### DATA LINES
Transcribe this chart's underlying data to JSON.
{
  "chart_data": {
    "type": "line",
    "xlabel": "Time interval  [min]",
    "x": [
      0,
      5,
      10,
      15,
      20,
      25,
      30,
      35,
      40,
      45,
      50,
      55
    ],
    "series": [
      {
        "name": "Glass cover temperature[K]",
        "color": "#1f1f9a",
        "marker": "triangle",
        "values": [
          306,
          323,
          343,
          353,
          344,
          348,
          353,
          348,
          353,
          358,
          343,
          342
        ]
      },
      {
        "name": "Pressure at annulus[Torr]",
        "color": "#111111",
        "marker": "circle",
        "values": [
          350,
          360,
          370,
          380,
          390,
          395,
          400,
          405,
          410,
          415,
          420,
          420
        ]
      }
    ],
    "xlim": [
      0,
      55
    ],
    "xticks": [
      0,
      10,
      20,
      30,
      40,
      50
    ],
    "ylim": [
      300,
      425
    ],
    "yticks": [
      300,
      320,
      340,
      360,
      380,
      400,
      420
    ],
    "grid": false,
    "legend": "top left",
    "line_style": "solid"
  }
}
######
- **EXERCISE REQUIREMENTS**:
Print the complete listing again, exactly as it stands.

- **REPLY**:
Transcribe this chart's underlying data to JSON.
{
  "chart_data": {
    "type": "line",
    "xlabel": "Time interval  [min]",
    "x": [
      0,
      5,
      10,
      15,
      20,
      25,
      30,
      35,
      40,
      45,
      50,
      55
    ],
    "series": [
      {
        "name": "Glass cover temperature[K]",
        "color": "#1f1f9a",
        "marker": "triangle",
        "values": [
          306,
          323,
          343,
          353,
          344,
          348,
          353,
          348,
          353,
          358,
          343,
          342
        ]
      },
      {
        "name": "Pressure at annulus[Torr]",
        "color": "#111111",
        "marker": "circle",
        "values": [
          350,
          360,
          370,
          380,
          390,
          395,
          400,
          405,
          410,
          415,
          420,
          420
        ]
      }
    ],
    "xlim": [
      0,
      55
    ],
    "xticks": [
      0,
      10,
      20,
      30,
      40,
      50
    ],
    "ylim": [
      300,
      425
    ],
    "yticks": [
      300,
      320,
      340,
      360,
      380,
      400,
      420
    ],
    "grid": false,
    "legend": "top left",
    "line_style": "solid"
  }
}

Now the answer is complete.